• PROBLEM DESCRIPTION:
In this exercise, return the whole listing exactly, excluding any images.
+++ SOURCE DATA
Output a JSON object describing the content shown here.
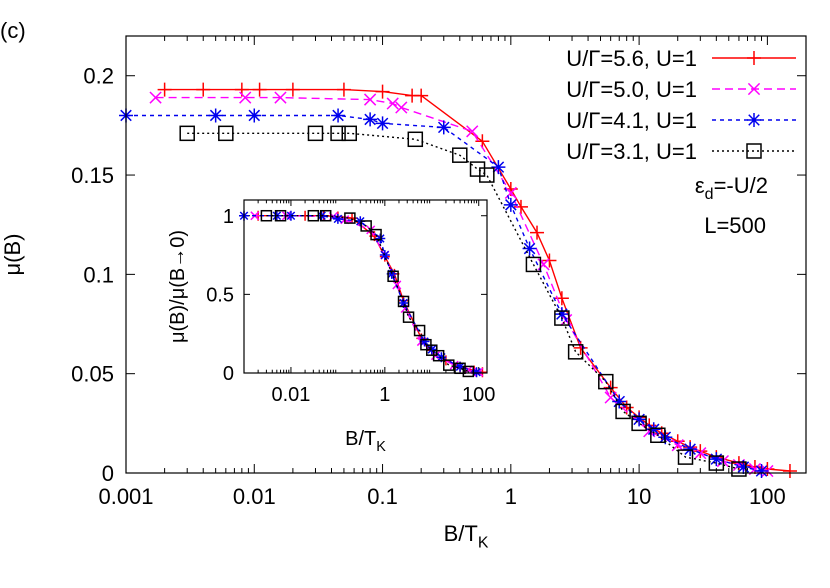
{
  "panel_label": "(c)",
  "chart_data": [
    {
      "type": "line",
      "x_scale": "log",
      "xlabel": "B/T",
      "xlabel_sub": "K",
      "ylabel": "μ(B)",
      "xlim": [
        0.001,
        200
      ],
      "ylim": [
        0,
        0.22
      ],
      "x_ticks": [
        0.001,
        0.01,
        0.1,
        1,
        10,
        100
      ],
      "x_tick_labels": [
        "0.001",
        "0.01",
        "0.1",
        "1",
        "10",
        "100"
      ],
      "y_ticks": [
        0,
        0.05,
        0.1,
        0.15,
        0.2
      ],
      "y_tick_labels": [
        "0",
        "0.05",
        "0.1",
        "0.15",
        "0.2"
      ],
      "legend_position": "top-right",
      "annotations": [
        {
          "text": "ε",
          "sub": "d",
          "rest": "=-U/2"
        },
        {
          "text": "L=500"
        }
      ],
      "series": [
        {
          "name": "U/Γ=5.6, U=1",
          "color": "#ff0000",
          "dash": "solid",
          "marker": "plus",
          "x": [
            0.002,
            0.004,
            0.008,
            0.011,
            0.02,
            0.05,
            0.1,
            0.17,
            0.2,
            0.6,
            1.0,
            1.2,
            1.6,
            2.0,
            2.5,
            3.5,
            6,
            8,
            10,
            12,
            15,
            20,
            25,
            30,
            40,
            60,
            80,
            100,
            150
          ],
          "y": [
            0.193,
            0.193,
            0.193,
            0.193,
            0.193,
            0.193,
            0.192,
            0.19,
            0.19,
            0.167,
            0.143,
            0.134,
            0.121,
            0.107,
            0.088,
            0.063,
            0.043,
            0.033,
            0.028,
            0.024,
            0.02,
            0.016,
            0.013,
            0.011,
            0.008,
            0.005,
            0.003,
            0.002,
            0.001
          ]
        },
        {
          "name": "U/Γ=5.0, U=1",
          "color": "#ff00ff",
          "dash": "8,5",
          "marker": "x",
          "x": [
            0.0017,
            0.0085,
            0.016,
            0.08,
            0.12,
            0.14,
            0.5,
            1.0,
            1.8,
            2.7,
            6,
            12,
            20,
            30,
            45,
            60,
            80,
            100
          ],
          "y": [
            0.189,
            0.189,
            0.189,
            0.188,
            0.186,
            0.184,
            0.172,
            0.141,
            0.105,
            0.077,
            0.038,
            0.021,
            0.014,
            0.01,
            0.006,
            0.004,
            0.002,
            0.001
          ]
        },
        {
          "name": "U/Γ=4.1, U=1",
          "color": "#0000ee",
          "dash": "4,4",
          "marker": "star",
          "x": [
            0.001,
            0.005,
            0.01,
            0.045,
            0.08,
            0.1,
            0.3,
            0.8,
            1.0,
            1.4,
            2.5,
            7,
            10,
            13,
            16,
            25,
            40,
            65,
            90
          ],
          "y": [
            0.18,
            0.18,
            0.18,
            0.18,
            0.178,
            0.176,
            0.174,
            0.154,
            0.135,
            0.113,
            0.08,
            0.036,
            0.027,
            0.022,
            0.018,
            0.012,
            0.007,
            0.003,
            0.001
          ]
        },
        {
          "name": "U/Γ=3.1, U=1",
          "color": "#000000",
          "dash": "2,3",
          "marker": "square",
          "x": [
            0.003,
            0.006,
            0.03,
            0.045,
            0.055,
            0.18,
            0.4,
            0.55,
            0.65,
            1.5,
            2.5,
            3.2,
            5.5,
            7.5,
            10,
            14,
            23,
            40,
            60
          ],
          "y": [
            0.171,
            0.171,
            0.171,
            0.171,
            0.171,
            0.168,
            0.16,
            0.153,
            0.15,
            0.105,
            0.078,
            0.061,
            0.046,
            0.031,
            0.025,
            0.019,
            0.008,
            0.005,
            0.002
          ]
        }
      ]
    },
    {
      "type": "line",
      "x_scale": "log",
      "xlabel": "B/T",
      "xlabel_sub": "K",
      "ylabel": "μ(B)/μ(B→0)",
      "xlim": [
        0.001,
        150
      ],
      "ylim": [
        0,
        1.1
      ],
      "x_ticks": [
        0.01,
        1,
        100
      ],
      "x_tick_labels": [
        "0.01",
        "1",
        "100"
      ],
      "y_ticks": [
        0,
        0.5,
        1
      ],
      "y_tick_labels": [
        "0",
        "0.5",
        "1"
      ],
      "series": [
        {
          "name": "U/Γ=5.6, U=1",
          "color": "#ff0000",
          "dash": "solid",
          "marker": "plus",
          "x": [
            0.002,
            0.005,
            0.02,
            0.05,
            0.1,
            0.2,
            0.6,
            1.0,
            1.6,
            2.5,
            6,
            10,
            20,
            40,
            80,
            120
          ],
          "y": [
            1,
            1,
            1,
            1,
            0.995,
            0.985,
            0.87,
            0.74,
            0.63,
            0.46,
            0.22,
            0.145,
            0.08,
            0.04,
            0.015,
            0.005
          ]
        },
        {
          "name": "U/Γ=5.0, U=1",
          "color": "#ff00ff",
          "dash": "8,5",
          "marker": "x",
          "x": [
            0.0017,
            0.008,
            0.08,
            0.14,
            0.5,
            1.0,
            1.8,
            2.7,
            6,
            12,
            30,
            60,
            100
          ],
          "y": [
            1,
            1,
            0.995,
            0.975,
            0.91,
            0.75,
            0.56,
            0.41,
            0.2,
            0.11,
            0.05,
            0.02,
            0.005
          ]
        },
        {
          "name": "U/Γ=4.1, U=1",
          "color": "#0000ee",
          "dash": "4,4",
          "marker": "star",
          "x": [
            0.001,
            0.005,
            0.01,
            0.045,
            0.1,
            0.3,
            0.8,
            1.0,
            1.4,
            2.5,
            7,
            10,
            16,
            40,
            90
          ],
          "y": [
            1,
            1,
            1,
            1,
            0.98,
            0.965,
            0.855,
            0.75,
            0.63,
            0.445,
            0.2,
            0.15,
            0.1,
            0.04,
            0.005
          ]
        },
        {
          "name": "U/Γ=3.1, U=1",
          "color": "#000000",
          "dash": "2,3",
          "marker": "square",
          "x": [
            0.003,
            0.006,
            0.03,
            0.055,
            0.18,
            0.4,
            0.65,
            1.5,
            2.5,
            3.2,
            5.5,
            7.5,
            10,
            14,
            23,
            40,
            60
          ],
          "y": [
            1,
            1,
            1,
            1,
            0.985,
            0.935,
            0.88,
            0.615,
            0.455,
            0.355,
            0.27,
            0.18,
            0.145,
            0.11,
            0.05,
            0.03,
            0.01
          ]
        }
      ]
    }
  ]
}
++++++
• RESPONSE BELOW:
Output a JSON object describing the content shown here.
{
  "panel_label": "(c)",
  "chart_data": [
    {
      "type": "line",
      "x_scale": "log",
      "xlabel": "B/T",
      "xlabel_sub": "K",
      "ylabel": "μ(B)",
      "xlim": [
        0.001,
        200
      ],
      "ylim": [
        0,
        0.22
      ],
      "x_ticks": [
        0.001,
        0.01,
        0.1,
        1,
        10,
        100
      ],
      "x_tick_labels": [
        "0.001",
        "0.01",
        "0.1",
        "1",
        "10",
        "100"
      ],
      "y_ticks": [
        0,
        0.05,
        0.1,
        0.15,
        0.2
      ],
      "y_tick_labels": [
        "0",
        "0.05",
        "0.1",
        "0.15",
        "0.2"
      ],
      "legend_position": "top-right",
      "annotations": [
        {
          "text": "ε",
          "sub": "d",
          "rest": "=-U/2"
        },
        {
          "text": "L=500"
        }
      ],
      "series": [
        {
          "name": "U/Γ=5.6, U=1",
          "color": "#ff0000",
          "dash": "solid",
          "marker": "plus",
          "x": [
            0.002,
            0.004,
            0.008,
            0.011,
            0.02,
            0.05,
            0.1,
            0.17,
            0.2,
            0.6,
            1.0,
            1.2,
            1.6,
            2.0,
            2.5,
            3.5,
            6,
            8,
            10,
            12,
            15,
            20,
            25,
            30,
            40,
            60,
            80,
            100,
            150
          ],
          "y": [
            0.193,
            0.193,
            0.193,
            0.193,
            0.193,
            0.193,
            0.192,
            0.19,
            0.19,
            0.167,
            0.143,
            0.134,
            0.121,
            0.107,
            0.088,
            0.063,
            0.043,
            0.033,
            0.028,
            0.024,
            0.02,
            0.016,
            0.013,
            0.011,
            0.008,
            0.005,
            0.003,
            0.002,
            0.001
          ]
        },
        {
          "name": "U/Γ=5.0, U=1",
          "color": "#ff00ff",
          "dash": "8,5",
          "marker": "x",
          "x": [
            0.0017,
            0.0085,
            0.016,
            0.08,
            0.12,
            0.14,
            0.5,
            1.0,
            1.8,
            2.7,
            6,
            12,
            20,
            30,
            45,
            60,
            80,
            100
          ],
          "y": [
            0.189,
            0.189,
            0.189,
            0.188,
            0.186,
            0.184,
            0.172,
            0.141,
            0.105,
            0.077,
            0.038,
            0.021,
            0.014,
            0.01,
            0.006,
            0.004,
            0.002,
            0.001
          ]
        },
        {
          "name": "U/Γ=4.1, U=1",
          "color": "#0000ee",
          "dash": "4,4",
          "marker": "star",
          "x": [
            0.001,
            0.005,
            0.01,
            0.045,
            0.08,
            0.1,
            0.3,
            0.8,
            1.0,
            1.4,
            2.5,
            7,
            10,
            13,
            16,
            25,
            40,
            65,
            90
          ],
          "y": [
            0.18,
            0.18,
            0.18,
            0.18,
            0.178,
            0.176,
            0.174,
            0.154,
            0.135,
            0.113,
            0.08,
            0.036,
            0.027,
            0.022,
            0.018,
            0.012,
            0.007,
            0.003,
            0.001
          ]
        },
        {
          "name": "U/Γ=3.1, U=1",
          "color": "#000000",
          "dash": "2,3",
          "marker": "square",
          "x": [
            0.003,
            0.006,
            0.03,
            0.045,
            0.055,
            0.18,
            0.4,
            0.55,
            0.65,
            1.5,
            2.5,
            3.2,
            5.5,
            7.5,
            10,
            14,
            23,
            40,
            60
          ],
          "y": [
            0.171,
            0.171,
            0.171,
            0.171,
            0.171,
            0.168,
            0.16,
            0.153,
            0.15,
            0.105,
            0.078,
            0.061,
            0.046,
            0.031,
            0.025,
            0.019,
            0.008,
            0.005,
            0.002
          ]
        }
      ]
    },
    {
      "type": "line",
      "x_scale": "log",
      "xlabel": "B/T",
      "xlabel_sub": "K",
      "ylabel": "μ(B)/μ(B→0)",
      "xlim": [
        0.001,
        150
      ],
      "ylim": [
        0,
        1.1
      ],
      "x_ticks": [
        0.01,
        1,
        100
      ],
      "x_tick_labels": [
        "0.01",
        "1",
        "100"
      ],
      "y_ticks": [
        0,
        0.5,
        1
      ],
      "y_tick_labels": [
        "0",
        "0.5",
        "1"
      ],
      "series": [
        {
          "name": "U/Γ=5.6, U=1",
          "color": "#ff0000",
          "dash": "solid",
          "marker": "plus",
          "x": [
            0.002,
            0.005,
            0.02,
            0.05,
            0.1,
            0.2,
            0.6,
            1.0,
            1.6,
            2.5,
            6,
            10,
            20,
            40,
            80,
            120
          ],
          "y": [
            1,
            1,
            1,
            1,
            0.995,
            0.985,
            0.87,
            0.74,
            0.63,
            0.46,
            0.22,
            0.145,
            0.08,
            0.04,
            0.015,
            0.005
          ]
        },
        {
          "name": "U/Γ=5.0, U=1",
          "color": "#ff00ff",
          "dash": "8,5",
          "marker": "x",
          "x": [
            0.0017,
            0.008,
            0.08,
            0.14,
            0.5,
            1.0,
            1.8,
            2.7,
            6,
            12,
            30,
            60,
            100
          ],
          "y": [
            1,
            1,
            0.995,
            0.975,
            0.91,
            0.75,
            0.56,
            0.41,
            0.2,
            0.11,
            0.05,
            0.02,
            0.005
          ]
        },
        {
          "name": "U/Γ=4.1, U=1",
          "color": "#0000ee",
          "dash": "4,4",
          "marker": "star",
          "x": [
            0.001,
            0.005,
            0.01,
            0.045,
            0.1,
            0.3,
            0.8,
            1.0,
            1.4,
            2.5,
            7,
            10,
            16,
            40,
            90
          ],
          "y": [
            1,
            1,
            1,
            1,
            0.98,
            0.965,
            0.855,
            0.75,
            0.63,
            0.445,
            0.2,
            0.15,
            0.1,
            0.04,
            0.005
          ]
        },
        {
          "name": "U/Γ=3.1, U=1",
          "color": "#000000",
          "dash": "2,3",
          "marker": "square",
          "x": [
            0.003,
            0.006,
            0.03,
            0.055,
            0.18,
            0.4,
            0.65,
            1.5,
            2.5,
            3.2,
            5.5,
            7.5,
            10,
            14,
            23,
            40,
            60
          ],
          "y": [
            1,
            1,
            1,
            1,
            0.985,
            0.935,
            0.88,
            0.615,
            0.455,
            0.355,
            0.27,
            0.18,
            0.145,
            0.11,
            0.05,
            0.03,
            0.01
          ]
        }
      ]
    }
  ]
}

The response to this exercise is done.